## Task requirements
Gather all lines with the word "British" in them.

---------- Data rows

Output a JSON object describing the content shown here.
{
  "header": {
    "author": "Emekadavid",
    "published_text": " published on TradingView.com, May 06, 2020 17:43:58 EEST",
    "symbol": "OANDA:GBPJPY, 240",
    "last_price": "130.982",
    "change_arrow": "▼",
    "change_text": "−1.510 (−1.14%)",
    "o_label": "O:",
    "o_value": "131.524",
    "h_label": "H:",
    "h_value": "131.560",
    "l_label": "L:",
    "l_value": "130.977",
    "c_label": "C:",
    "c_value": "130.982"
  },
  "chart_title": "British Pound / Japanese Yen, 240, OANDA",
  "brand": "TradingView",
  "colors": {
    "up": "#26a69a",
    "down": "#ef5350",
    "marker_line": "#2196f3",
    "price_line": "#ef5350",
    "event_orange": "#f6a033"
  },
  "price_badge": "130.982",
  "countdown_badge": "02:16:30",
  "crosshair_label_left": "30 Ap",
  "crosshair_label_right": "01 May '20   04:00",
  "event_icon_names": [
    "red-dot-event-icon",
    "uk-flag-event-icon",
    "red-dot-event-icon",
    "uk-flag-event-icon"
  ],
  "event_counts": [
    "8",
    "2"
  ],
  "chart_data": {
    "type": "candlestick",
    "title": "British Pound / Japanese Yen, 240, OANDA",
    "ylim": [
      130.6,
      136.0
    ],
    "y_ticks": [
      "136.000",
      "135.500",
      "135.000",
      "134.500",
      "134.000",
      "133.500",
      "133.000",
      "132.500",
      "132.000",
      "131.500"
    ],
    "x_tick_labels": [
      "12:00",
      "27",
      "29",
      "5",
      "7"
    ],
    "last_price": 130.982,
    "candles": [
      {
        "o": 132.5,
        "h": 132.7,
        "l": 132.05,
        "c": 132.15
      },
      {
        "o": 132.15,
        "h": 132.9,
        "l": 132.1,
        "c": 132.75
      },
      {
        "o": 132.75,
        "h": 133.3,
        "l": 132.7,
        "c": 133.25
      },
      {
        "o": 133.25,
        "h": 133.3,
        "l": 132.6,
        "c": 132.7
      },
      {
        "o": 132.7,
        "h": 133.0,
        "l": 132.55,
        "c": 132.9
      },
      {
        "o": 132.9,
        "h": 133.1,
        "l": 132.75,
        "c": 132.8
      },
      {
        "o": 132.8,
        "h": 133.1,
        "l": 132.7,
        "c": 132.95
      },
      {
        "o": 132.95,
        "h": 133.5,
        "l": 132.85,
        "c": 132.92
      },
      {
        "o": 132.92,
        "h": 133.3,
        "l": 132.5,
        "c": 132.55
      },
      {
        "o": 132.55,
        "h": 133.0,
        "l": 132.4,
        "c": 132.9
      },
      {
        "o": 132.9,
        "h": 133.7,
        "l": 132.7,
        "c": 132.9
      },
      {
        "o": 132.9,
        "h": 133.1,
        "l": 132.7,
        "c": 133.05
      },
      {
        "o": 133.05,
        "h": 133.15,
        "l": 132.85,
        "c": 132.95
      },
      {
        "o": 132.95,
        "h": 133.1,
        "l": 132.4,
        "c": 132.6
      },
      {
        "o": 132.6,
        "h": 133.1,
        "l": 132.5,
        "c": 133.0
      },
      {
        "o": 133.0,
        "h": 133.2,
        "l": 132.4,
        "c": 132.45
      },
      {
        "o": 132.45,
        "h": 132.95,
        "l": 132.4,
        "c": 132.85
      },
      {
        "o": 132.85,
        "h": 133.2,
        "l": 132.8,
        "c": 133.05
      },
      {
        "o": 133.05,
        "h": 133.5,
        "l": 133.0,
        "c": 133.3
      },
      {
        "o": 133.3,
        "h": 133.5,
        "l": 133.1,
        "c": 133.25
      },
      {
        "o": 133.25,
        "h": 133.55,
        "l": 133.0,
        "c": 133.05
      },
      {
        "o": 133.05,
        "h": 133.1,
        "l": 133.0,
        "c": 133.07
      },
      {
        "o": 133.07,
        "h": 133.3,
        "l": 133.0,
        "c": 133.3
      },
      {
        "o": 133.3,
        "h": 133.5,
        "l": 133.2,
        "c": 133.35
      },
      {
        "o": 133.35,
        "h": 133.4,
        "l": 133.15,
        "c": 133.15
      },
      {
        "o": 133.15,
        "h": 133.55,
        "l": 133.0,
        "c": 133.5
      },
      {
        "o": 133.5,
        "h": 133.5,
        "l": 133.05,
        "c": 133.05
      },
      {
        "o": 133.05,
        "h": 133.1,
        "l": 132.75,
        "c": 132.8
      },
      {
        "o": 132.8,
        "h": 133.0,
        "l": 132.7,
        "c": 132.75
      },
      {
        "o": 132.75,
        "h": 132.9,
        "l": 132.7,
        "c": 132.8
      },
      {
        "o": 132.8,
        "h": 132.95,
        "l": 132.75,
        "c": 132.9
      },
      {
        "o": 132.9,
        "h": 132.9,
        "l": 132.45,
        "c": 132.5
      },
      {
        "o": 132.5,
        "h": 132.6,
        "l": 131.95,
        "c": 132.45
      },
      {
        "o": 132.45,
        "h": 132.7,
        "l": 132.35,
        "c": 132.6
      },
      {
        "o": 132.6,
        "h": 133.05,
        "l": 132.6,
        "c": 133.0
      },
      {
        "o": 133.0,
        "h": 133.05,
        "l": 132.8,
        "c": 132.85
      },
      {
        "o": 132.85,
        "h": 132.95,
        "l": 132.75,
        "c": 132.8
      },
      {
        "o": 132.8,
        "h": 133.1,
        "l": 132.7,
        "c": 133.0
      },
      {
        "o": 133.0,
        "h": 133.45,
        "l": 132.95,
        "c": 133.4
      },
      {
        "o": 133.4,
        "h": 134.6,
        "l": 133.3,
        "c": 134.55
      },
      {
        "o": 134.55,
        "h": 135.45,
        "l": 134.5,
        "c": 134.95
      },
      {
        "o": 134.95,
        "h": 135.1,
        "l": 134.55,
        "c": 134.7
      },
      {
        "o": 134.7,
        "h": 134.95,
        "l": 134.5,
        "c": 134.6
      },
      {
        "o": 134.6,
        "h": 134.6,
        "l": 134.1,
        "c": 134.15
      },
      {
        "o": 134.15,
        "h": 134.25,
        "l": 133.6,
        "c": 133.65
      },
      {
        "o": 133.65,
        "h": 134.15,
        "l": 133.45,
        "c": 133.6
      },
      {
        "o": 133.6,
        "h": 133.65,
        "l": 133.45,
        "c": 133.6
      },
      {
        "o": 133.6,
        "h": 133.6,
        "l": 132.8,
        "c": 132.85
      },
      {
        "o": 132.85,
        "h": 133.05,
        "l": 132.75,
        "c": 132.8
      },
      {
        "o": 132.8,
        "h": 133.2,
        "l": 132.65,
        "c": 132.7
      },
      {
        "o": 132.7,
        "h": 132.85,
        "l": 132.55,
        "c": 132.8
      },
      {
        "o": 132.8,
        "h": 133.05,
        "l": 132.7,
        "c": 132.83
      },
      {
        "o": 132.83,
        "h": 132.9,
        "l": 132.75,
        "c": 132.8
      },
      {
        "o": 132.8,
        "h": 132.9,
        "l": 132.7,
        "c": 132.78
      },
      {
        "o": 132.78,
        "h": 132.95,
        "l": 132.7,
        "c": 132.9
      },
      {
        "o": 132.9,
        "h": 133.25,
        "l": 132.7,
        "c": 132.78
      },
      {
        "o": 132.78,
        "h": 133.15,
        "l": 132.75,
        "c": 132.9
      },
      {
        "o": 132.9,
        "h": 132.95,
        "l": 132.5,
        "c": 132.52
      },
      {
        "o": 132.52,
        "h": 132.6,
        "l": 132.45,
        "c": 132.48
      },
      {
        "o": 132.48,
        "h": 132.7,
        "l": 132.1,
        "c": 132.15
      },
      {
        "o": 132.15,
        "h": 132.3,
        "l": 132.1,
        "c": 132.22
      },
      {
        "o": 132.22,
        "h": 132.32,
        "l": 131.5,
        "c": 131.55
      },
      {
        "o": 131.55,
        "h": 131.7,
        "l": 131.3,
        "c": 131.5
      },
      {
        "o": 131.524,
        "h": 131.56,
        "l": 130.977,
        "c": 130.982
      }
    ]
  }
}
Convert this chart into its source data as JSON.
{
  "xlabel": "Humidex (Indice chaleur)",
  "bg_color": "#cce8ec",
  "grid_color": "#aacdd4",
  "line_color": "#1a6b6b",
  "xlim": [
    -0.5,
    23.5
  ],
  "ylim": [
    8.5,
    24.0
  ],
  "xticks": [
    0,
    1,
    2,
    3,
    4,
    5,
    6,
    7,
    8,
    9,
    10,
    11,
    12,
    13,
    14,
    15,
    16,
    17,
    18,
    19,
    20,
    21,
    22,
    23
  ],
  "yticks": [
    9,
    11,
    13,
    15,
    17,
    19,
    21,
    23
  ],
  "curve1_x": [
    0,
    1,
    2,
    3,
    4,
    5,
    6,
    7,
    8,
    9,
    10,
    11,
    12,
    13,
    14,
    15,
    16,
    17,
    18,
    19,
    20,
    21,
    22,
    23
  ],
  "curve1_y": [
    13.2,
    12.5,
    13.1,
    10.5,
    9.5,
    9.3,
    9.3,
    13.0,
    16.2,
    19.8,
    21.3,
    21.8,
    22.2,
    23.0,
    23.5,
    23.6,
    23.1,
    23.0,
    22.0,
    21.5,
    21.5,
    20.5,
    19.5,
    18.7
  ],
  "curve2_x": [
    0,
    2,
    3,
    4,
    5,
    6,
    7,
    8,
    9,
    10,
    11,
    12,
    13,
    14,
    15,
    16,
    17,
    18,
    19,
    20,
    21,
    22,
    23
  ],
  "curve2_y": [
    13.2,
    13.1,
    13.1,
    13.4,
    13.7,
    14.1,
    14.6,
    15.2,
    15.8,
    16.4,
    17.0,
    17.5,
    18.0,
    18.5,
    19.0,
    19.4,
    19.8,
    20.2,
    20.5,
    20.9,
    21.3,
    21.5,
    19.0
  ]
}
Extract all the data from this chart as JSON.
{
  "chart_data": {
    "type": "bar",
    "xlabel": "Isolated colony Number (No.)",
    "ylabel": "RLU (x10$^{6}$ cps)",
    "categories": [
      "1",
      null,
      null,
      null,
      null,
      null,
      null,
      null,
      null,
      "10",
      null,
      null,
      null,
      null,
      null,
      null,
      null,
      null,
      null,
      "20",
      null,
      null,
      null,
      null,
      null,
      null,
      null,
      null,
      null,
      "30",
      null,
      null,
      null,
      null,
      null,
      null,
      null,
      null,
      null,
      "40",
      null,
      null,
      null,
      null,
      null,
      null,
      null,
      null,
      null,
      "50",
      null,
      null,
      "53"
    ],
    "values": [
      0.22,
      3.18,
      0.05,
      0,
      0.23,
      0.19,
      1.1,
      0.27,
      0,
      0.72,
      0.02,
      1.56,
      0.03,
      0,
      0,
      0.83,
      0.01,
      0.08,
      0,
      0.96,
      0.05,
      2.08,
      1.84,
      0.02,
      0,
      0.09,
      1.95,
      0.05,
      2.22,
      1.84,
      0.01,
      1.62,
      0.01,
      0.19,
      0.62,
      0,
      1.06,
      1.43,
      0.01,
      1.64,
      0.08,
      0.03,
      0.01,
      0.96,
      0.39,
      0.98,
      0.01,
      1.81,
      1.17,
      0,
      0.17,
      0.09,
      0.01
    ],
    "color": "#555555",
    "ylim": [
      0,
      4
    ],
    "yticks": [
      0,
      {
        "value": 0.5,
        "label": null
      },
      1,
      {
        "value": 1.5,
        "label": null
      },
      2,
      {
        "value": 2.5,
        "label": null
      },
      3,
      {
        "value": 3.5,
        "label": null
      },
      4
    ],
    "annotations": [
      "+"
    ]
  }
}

--------------------

## Complete response
  "chart_title": "British Pound / Japanese Yen, 240, OANDA",
    "title": "British Pound / Japanese Yen, 240, OANDA",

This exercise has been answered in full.